**Directions:**
Please output the lines shown below exactly as they appear.

**Data to use:**

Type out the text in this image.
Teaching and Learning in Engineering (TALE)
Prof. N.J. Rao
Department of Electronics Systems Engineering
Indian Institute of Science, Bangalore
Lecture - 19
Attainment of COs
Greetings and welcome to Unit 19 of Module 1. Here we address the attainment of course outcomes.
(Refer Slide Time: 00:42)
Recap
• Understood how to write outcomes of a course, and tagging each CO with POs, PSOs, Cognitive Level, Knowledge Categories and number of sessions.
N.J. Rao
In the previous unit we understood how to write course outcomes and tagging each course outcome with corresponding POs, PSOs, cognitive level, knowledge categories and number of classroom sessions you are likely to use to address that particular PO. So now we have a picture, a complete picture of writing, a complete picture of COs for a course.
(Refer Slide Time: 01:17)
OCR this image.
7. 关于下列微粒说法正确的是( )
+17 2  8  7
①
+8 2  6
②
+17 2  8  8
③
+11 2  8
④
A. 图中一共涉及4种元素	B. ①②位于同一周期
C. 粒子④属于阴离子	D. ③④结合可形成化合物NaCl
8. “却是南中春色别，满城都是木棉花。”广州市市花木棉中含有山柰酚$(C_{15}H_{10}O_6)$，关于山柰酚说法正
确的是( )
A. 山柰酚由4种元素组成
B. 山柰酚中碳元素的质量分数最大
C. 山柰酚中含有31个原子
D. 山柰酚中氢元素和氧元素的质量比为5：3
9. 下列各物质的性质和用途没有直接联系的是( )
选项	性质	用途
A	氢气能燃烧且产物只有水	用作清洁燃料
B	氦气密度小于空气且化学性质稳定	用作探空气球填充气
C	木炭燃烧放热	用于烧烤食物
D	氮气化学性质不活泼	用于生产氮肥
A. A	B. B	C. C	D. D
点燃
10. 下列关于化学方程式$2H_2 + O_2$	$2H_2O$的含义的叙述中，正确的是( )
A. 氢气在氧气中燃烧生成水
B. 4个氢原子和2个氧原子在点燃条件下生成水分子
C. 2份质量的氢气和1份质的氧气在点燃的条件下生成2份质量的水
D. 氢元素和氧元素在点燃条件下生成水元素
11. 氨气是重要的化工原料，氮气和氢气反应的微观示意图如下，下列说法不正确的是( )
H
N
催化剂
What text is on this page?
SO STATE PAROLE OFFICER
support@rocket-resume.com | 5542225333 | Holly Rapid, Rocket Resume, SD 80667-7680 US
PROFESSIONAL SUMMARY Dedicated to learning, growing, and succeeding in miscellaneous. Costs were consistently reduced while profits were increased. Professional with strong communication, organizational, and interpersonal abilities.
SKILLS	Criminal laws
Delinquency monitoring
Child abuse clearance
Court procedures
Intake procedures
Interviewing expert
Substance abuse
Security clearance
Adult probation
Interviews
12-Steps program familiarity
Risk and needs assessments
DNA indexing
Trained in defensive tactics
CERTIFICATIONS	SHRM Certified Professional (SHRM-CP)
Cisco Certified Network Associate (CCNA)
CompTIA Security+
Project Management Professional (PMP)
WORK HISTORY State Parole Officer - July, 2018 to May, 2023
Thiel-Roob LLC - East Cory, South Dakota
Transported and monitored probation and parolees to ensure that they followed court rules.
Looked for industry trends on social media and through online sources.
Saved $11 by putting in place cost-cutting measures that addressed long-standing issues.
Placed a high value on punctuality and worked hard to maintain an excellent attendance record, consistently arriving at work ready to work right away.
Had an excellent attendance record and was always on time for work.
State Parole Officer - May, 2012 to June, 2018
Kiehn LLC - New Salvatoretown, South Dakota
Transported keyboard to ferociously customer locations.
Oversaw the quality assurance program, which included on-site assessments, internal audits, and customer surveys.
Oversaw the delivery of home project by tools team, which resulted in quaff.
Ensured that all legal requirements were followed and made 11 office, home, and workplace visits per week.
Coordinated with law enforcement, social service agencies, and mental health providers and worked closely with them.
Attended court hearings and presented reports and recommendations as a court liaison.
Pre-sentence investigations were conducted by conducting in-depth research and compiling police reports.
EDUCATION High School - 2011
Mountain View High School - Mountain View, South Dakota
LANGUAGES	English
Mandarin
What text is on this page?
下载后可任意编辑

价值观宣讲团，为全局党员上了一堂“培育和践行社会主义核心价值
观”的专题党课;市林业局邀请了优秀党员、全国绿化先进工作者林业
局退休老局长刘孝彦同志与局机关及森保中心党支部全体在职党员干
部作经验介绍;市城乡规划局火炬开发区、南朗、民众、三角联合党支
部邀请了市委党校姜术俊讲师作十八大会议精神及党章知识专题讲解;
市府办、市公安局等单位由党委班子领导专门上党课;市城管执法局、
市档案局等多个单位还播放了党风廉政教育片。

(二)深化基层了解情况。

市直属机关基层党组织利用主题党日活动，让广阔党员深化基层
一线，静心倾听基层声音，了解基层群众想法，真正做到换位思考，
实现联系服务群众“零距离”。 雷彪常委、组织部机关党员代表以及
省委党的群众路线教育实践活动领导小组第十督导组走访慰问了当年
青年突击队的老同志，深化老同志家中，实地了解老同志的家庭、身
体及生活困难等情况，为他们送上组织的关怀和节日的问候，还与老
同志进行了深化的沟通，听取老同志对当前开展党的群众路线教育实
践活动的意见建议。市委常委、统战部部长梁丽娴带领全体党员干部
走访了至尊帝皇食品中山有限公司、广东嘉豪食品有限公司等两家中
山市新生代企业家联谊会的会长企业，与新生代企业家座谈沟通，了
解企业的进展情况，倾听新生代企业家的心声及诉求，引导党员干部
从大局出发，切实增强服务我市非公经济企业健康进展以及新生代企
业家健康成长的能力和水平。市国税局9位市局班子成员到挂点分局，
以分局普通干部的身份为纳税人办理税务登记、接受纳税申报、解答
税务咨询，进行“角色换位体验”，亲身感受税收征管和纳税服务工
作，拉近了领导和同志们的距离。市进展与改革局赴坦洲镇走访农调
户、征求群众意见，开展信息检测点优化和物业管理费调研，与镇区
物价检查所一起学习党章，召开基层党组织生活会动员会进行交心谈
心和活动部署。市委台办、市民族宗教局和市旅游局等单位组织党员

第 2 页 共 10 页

**Complete output:**
Type out the text in this image.
Teaching and Learning in Engineering (TALE)
Prof. N.J. Rao
Department of Electronics Systems Engineering
Indian Institute of Science, Bangalore
Lecture - 19
Attainment of COs
Greetings and welcome to Unit 19 of Module 1. Here we address the attainment of course outcomes.
(Refer Slide Time: 00:42)
Recap
• Understood how to write outcomes of a course, and tagging each CO with POs, PSOs, Cognitive Level, Knowledge Categories and number of sessions.
N.J. Rao
In the previous unit we understood how to write course outcomes and tagging each course outcome with corresponding POs, PSOs, cognitive level, knowledge categories and number of classroom sessions you are likely to use to address that particular PO. So now we have a picture, a complete picture of writing, a complete picture of COs for a course.
(Refer Slide Time: 01:17)
OCR this image.
7. 关于下列微粒说法正确的是( )
+17 2  8  7
①
+8 2  6
②
+17 2  8  8
③
+11 2  8
④
A. 图中一共涉及4种元素	B. ①②位于同一周期
C. 粒子④属于阴离子	D. ③④结合可形成化合物NaCl
8. “却是南中春色别，满城都是木棉花。”广州市市花木棉中含有山柰酚$(C_{15}H_{10}O_6)$，关于山柰酚说法正
确的是( )
A. 山柰酚由4种元素组成
B. 山柰酚中碳元素的质量分数最大
C. 山柰酚中含有31个原子
D. 山柰酚中氢元素和氧元素的质量比为5：3
9. 下列各物质的性质和用途没有直接联系的是( )
选项	性质	用途
A	氢气能燃烧且产物只有水	用作清洁燃料
B	氦气密度小于空气且化学性质稳定	用作探空气球填充气
C	木炭燃烧放热	用于烧烤食物
D	氮气化学性质不活泼	用于生产氮肥
A. A	B. B	C. C	D. D
点燃
10. 下列关于化学方程式$2H_2 + O_2$	$2H_2O$的含义的叙述中，正确的是( )
A. 氢气在氧气中燃烧生成水
B. 4个氢原子和2个氧原子在点燃条件下生成水分子
C. 2份质量的氢气和1份质的氧气在点燃的条件下生成2份质量的水
D. 氢元素和氧元素在点燃条件下生成水元素
11. 氨气是重要的化工原料，氮气和氢气反应的微观示意图如下，下列说法不正确的是( )
H
N
催化剂
What text is on this page?
SO STATE PAROLE OFFICER
support@rocket-resume.com | 5542225333 | Holly Rapid, Rocket Resume, SD 80667-7680 US
PROFESSIONAL SUMMARY Dedicated to learning, growing, and succeeding in miscellaneous. Costs were consistently reduced while profits were increased. Professional with strong communication, organizational, and interpersonal abilities.
SKILLS	Criminal laws
Delinquency monitoring
Child abuse clearance
Court procedures
Intake procedures
Interviewing expert
Substance abuse
Security clearance
Adult probation
Interviews
12-Steps program familiarity
Risk and needs assessments
DNA indexing
Trained in defensive tactics
CERTIFICATIONS	SHRM Certified Professional (SHRM-CP)
Cisco Certified Network Associate (CCNA)
CompTIA Security+
Project Management Professional (PMP)
WORK HISTORY State Parole Officer - July, 2018 to May, 2023
Thiel-Roob LLC - East Cory, South Dakota
Transported and monitored probation and parolees to ensure that they followed court rules.
Looked for industry trends on social media and through online sources.
Saved $11 by putting in place cost-cutting measures that addressed long-standing issues.
Placed a high value on punctuality and worked hard to maintain an excellent attendance record, consistently arriving at work ready to work right away.
Had an excellent attendance record and was always on time for work.
State Parole Officer - May, 2012 to June, 2018
Kiehn LLC - New Salvatoretown, South Dakota
Transported keyboard to ferociously customer locations.
Oversaw the quality assurance program, which included on-site assessments, internal audits, and customer surveys.
Oversaw the delivery of home project by tools team, which resulted in quaff.
Ensured that all legal requirements were followed and made 11 office, home, and workplace visits per week.
Coordinated with law enforcement, social service agencies, and mental health providers and worked closely with them.
Attended court hearings and presented reports and recommendations as a court liaison.
Pre-sentence investigations were conducted by conducting in-depth research and compiling police reports.
EDUCATION High School - 2011
Mountain View High School - Mountain View, South Dakota
LANGUAGES	English
Mandarin
What text is on this page?
下载后可任意编辑

价值观宣讲团，为全局党员上了一堂“培育和践行社会主义核心价值
观”的专题党课;市林业局邀请了优秀党员、全国绿化先进工作者林业
局退休老局长刘孝彦同志与局机关及森保中心党支部全体在职党员干
部作经验介绍;市城乡规划局火炬开发区、南朗、民众、三角联合党支
部邀请了市委党校姜术俊讲师作十八大会议精神及党章知识专题讲解;
市府办、市公安局等单位由党委班子领导专门上党课;市城管执法局、
市档案局等多个单位还播放了党风廉政教育片。

(二)深化基层了解情况。

市直属机关基层党组织利用主题党日活动，让广阔党员深化基层
一线，静心倾听基层声音，了解基层群众想法，真正做到换位思考，
实现联系服务群众“零距离”。 雷彪常委、组织部机关党员代表以及
省委党的群众路线教育实践活动领导小组第十督导组走访慰问了当年
青年突击队的老同志，深化老同志家中，实地了解老同志的家庭、身
体及生活困难等情况，为他们送上组织的关怀和节日的问候，还与老
同志进行了深化的沟通，听取老同志对当前开展党的群众路线教育实
践活动的意见建议。市委常委、统战部部长梁丽娴带领全体党员干部
走访了至尊帝皇食品中山有限公司、广东嘉豪食品有限公司等两家中
山市新生代企业家联谊会的会长企业，与新生代企业家座谈沟通，了
解企业的进展情况，倾听新生代企业家的心声及诉求，引导党员干部
从大局出发，切实增强服务我市非公经济企业健康进展以及新生代企
业家健康成长的能力和水平。市国税局9位市局班子成员到挂点分局，
以分局普通干部的身份为纳税人办理税务登记、接受纳税申报、解答
税务咨询，进行“角色换位体验”，亲身感受税收征管和纳税服务工
作，拉近了领导和同志们的距离。市进展与改革局赴坦洲镇走访农调
户、征求群众意见，开展信息检测点优化和物业管理费调研，与镇区
物价检查所一起学习党章，召开基层党组织生活会动员会进行交心谈
心和活动部署。市委台办、市民族宗教局和市旅游局等单位组织党员

第 2 页 共 10 页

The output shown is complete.